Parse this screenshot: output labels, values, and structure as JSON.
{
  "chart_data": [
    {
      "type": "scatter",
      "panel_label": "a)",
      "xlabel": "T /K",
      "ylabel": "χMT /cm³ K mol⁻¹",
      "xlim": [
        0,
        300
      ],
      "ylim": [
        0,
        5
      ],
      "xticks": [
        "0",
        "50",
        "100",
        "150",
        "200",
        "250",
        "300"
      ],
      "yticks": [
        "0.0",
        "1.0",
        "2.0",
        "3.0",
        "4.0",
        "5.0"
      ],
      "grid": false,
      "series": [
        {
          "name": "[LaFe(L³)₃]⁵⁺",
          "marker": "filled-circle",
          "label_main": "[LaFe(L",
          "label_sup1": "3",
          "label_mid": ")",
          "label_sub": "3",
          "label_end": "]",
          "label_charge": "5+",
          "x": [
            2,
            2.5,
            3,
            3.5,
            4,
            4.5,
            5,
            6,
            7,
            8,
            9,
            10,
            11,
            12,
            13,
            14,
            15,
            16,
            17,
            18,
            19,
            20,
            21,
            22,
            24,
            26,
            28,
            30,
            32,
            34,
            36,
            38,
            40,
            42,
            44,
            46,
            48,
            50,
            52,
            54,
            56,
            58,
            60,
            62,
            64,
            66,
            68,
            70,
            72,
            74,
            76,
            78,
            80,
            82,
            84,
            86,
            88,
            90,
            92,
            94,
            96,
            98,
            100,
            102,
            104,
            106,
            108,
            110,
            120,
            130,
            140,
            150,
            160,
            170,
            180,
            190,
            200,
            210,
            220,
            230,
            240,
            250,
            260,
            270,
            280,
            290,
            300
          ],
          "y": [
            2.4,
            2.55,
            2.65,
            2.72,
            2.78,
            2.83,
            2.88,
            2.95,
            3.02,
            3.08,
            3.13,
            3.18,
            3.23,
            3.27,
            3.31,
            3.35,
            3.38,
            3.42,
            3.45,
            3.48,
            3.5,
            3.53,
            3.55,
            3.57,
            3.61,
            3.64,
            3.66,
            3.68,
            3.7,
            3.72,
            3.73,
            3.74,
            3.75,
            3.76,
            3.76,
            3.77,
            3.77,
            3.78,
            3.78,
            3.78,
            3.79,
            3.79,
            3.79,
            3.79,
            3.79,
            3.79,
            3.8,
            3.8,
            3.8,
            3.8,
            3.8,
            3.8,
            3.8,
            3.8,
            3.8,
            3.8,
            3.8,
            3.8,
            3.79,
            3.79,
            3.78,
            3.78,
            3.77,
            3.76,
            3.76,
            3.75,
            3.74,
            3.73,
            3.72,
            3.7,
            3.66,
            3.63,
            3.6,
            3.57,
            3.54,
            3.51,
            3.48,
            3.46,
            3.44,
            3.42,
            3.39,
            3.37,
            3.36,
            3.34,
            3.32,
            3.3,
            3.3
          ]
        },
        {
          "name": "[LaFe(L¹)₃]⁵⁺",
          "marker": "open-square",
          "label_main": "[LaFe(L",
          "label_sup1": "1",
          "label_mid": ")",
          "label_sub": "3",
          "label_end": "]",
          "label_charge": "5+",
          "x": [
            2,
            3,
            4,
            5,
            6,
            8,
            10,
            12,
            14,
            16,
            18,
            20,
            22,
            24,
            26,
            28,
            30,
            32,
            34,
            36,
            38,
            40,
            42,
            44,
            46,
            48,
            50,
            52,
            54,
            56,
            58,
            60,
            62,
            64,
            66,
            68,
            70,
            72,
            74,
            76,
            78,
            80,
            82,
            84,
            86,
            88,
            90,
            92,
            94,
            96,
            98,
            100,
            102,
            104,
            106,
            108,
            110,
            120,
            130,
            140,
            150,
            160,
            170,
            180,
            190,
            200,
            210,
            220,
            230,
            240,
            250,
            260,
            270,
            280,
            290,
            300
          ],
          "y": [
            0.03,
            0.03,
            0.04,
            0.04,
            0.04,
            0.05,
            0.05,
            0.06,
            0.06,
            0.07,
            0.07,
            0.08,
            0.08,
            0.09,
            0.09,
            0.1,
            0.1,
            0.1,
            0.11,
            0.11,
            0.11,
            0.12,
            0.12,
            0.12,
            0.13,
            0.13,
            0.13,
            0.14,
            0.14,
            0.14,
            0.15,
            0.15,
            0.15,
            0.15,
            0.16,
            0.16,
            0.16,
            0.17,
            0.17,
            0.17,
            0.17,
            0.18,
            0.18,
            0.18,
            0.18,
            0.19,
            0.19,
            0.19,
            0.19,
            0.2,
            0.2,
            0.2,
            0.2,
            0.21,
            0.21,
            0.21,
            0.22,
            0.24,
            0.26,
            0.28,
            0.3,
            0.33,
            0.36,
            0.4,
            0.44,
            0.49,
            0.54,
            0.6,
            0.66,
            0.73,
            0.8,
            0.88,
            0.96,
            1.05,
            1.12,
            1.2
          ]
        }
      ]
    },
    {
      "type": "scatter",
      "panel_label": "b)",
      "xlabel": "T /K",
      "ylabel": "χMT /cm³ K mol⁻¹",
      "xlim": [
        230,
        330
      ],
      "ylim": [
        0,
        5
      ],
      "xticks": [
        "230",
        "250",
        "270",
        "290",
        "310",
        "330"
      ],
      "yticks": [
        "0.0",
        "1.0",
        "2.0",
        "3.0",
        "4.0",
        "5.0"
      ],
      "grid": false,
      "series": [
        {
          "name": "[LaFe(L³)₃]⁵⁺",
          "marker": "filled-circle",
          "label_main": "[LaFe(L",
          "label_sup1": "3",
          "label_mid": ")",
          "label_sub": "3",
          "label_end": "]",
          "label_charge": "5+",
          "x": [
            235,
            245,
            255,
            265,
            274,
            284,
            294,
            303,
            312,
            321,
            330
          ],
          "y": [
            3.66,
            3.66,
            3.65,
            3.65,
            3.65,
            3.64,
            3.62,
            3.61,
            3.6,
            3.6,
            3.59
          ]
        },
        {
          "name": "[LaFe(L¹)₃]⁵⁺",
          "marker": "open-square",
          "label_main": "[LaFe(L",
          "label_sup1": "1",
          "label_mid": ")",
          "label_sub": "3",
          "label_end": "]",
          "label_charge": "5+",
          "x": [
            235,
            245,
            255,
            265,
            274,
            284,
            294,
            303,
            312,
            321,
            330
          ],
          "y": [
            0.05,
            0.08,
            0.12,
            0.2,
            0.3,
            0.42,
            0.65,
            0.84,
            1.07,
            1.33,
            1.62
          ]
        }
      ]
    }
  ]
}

+ + + + + + +

◆ What to do:
Repeat every record, exactly as written.

◆ Task response:
Parse this screenshot: output labels, values, and structure as JSON.
{
  "chart_data": [
    {
      "type": "scatter",
      "panel_label": "a)",
      "xlabel": "T /K",
      "ylabel": "χMT /cm³ K mol⁻¹",
      "xlim": [
        0,
        300
      ],
      "ylim": [
        0,
        5
      ],
      "xticks": [
        "0",
        "50",
        "100",
        "150",
        "200",
        "250",
        "300"
      ],
      "yticks": [
        "0.0",
        "1.0",
        "2.0",
        "3.0",
        "4.0",
        "5.0"
      ],
      "grid": false,
      "series": [
        {
          "name": "[LaFe(L³)₃]⁵⁺",
          "marker": "filled-circle",
          "label_main": "[LaFe(L",
          "label_sup1": "3",
          "label_mid": ")",
          "label_sub": "3",
          "label_end": "]",
          "label_charge": "5+",
          "x": [
            2,
            2.5,
            3,
            3.5,
            4,
            4.5,
            5,
            6,
            7,
            8,
            9,
            10,
            11,
            12,
            13,
            14,
            15,
            16,
            17,
            18,
            19,
            20,
            21,
            22,
            24,
            26,
            28,
            30,
            32,
            34,
            36,
            38,
            40,
            42,
            44,
            46,
            48,
            50,
            52,
            54,
            56,
            58,
            60,
            62,
            64,
            66,
            68,
            70,
            72,
            74,
            76,
            78,
            80,
            82,
            84,
            86,
            88,
            90,
            92,
            94,
            96,
            98,
            100,
            102,
            104,
            106,
            108,
            110,
            120,
            130,
            140,
            150,
            160,
            170,
            180,
            190,
            200,
            210,
            220,
            230,
            240,
            250,
            260,
            270,
            280,
            290,
            300
          ],
          "y": [
            2.4,
            2.55,
            2.65,
            2.72,
            2.78,
            2.83,
            2.88,
            2.95,
            3.02,
            3.08,
            3.13,
            3.18,
            3.23,
            3.27,
            3.31,
            3.35,
            3.38,
            3.42,
            3.45,
            3.48,
            3.5,
            3.53,
            3.55,
            3.57,
            3.61,
            3.64,
            3.66,
            3.68,
            3.7,
            3.72,
            3.73,
            3.74,
            3.75,
            3.76,
            3.76,
            3.77,
            3.77,
            3.78,
            3.78,
            3.78,
            3.79,
            3.79,
            3.79,
            3.79,
            3.79,
            3.79,
            3.8,
            3.8,
            3.8,
            3.8,
            3.8,
            3.8,
            3.8,
            3.8,
            3.8,
            3.8,
            3.8,
            3.8,
            3.79,
            3.79,
            3.78,
            3.78,
            3.77,
            3.76,
            3.76,
            3.75,
            3.74,
            3.73,
            3.72,
            3.7,
            3.66,
            3.63,
            3.6,
            3.57,
            3.54,
            3.51,
            3.48,
            3.46,
            3.44,
            3.42,
            3.39,
            3.37,
            3.36,
            3.34,
            3.32,
            3.3,
            3.3
          ]
        },
        {
          "name": "[LaFe(L¹)₃]⁵⁺",
          "marker": "open-square",
          "label_main": "[LaFe(L",
          "label_sup1": "1",
          "label_mid": ")",
          "label_sub": "3",
          "label_end": "]",
          "label_charge": "5+",
          "x": [
            2,
            3,
            4,
            5,
            6,
            8,
            10,
            12,
            14,
            16,
            18,
            20,
            22,
            24,
            26,
            28,
            30,
            32,
            34,
            36,
            38,
            40,
            42,
            44,
            46,
            48,
            50,
            52,
            54,
            56,
            58,
            60,
            62,
            64,
            66,
            68,
            70,
            72,
            74,
            76,
            78,
            80,
            82,
            84,
            86,
            88,
            90,
            92,
            94,
            96,
            98,
            100,
            102,
            104,
            106,
            108,
            110,
            120,
            130,
            140,
            150,
            160,
            170,
            180,
            190,
            200,
            210,
            220,
            230,
            240,
            250,
            260,
            270,
            280,
            290,
            300
          ],
          "y": [
            0.03,
            0.03,
            0.04,
            0.04,
            0.04,
            0.05,
            0.05,
            0.06,
            0.06,
            0.07,
            0.07,
            0.08,
            0.08,
            0.09,
            0.09,
            0.1,
            0.1,
            0.1,
            0.11,
            0.11,
            0.11,
            0.12,
            0.12,
            0.12,
            0.13,
            0.13,
            0.13,
            0.14,
            0.14,
            0.14,
            0.15,
            0.15,
            0.15,
            0.15,
            0.16,
            0.16,
            0.16,
            0.17,
            0.17,
            0.17,
            0.17,
            0.18,
            0.18,
            0.18,
            0.18,
            0.19,
            0.19,
            0.19,
            0.19,
            0.2,
            0.2,
            0.2,
            0.2,
            0.21,
            0.21,
            0.21,
            0.22,
            0.24,
            0.26,
            0.28,
            0.3,
            0.33,
            0.36,
            0.4,
            0.44,
            0.49,
            0.54,
            0.6,
            0.66,
            0.73,
            0.8,
            0.88,
            0.96,
            1.05,
            1.12,
            1.2
          ]
        }
      ]
    },
    {
      "type": "scatter",
      "panel_label": "b)",
      "xlabel": "T /K",
      "ylabel": "χMT /cm³ K mol⁻¹",
      "xlim": [
        230,
        330
      ],
      "ylim": [
        0,
        5
      ],
      "xticks": [
        "230",
        "250",
        "270",
        "290",
        "310",
        "330"
      ],
      "yticks": [
        "0.0",
        "1.0",
        "2.0",
        "3.0",
        "4.0",
        "5.0"
      ],
      "grid": false,
      "series": [
        {
          "name": "[LaFe(L³)₃]⁵⁺",
          "marker": "filled-circle",
          "label_main": "[LaFe(L",
          "label_sup1": "3",
          "label_mid": ")",
          "label_sub": "3",
          "label_end": "]",
          "label_charge": "5+",
          "x": [
            235,
            245,
            255,
            265,
            274,
            284,
            294,
            303,
            312,
            321,
            330
          ],
          "y": [
            3.66,
            3.66,
            3.65,
            3.65,
            3.65,
            3.64,
            3.62,
            3.61,
            3.6,
            3.6,
            3.59
          ]
        },
        {
          "name": "[LaFe(L¹)₃]⁵⁺",
          "marker": "open-square",
          "label_main": "[LaFe(L",
          "label_sup1": "1",
          "label_mid": ")",
          "label_sub": "3",
          "label_end": "]",
          "label_charge": "5+",
          "x": [
            235,
            245,
            255,
            265,
            274,
            284,
            294,
            303,
            312,
            321,
            330
          ],
          "y": [
            0.05,
            0.08,
            0.12,
            0.2,
            0.3,
            0.42,
            0.65,
            0.84,
            1.07,
            1.33,
            1.62
          ]
        }
      ]
    }
  ]
}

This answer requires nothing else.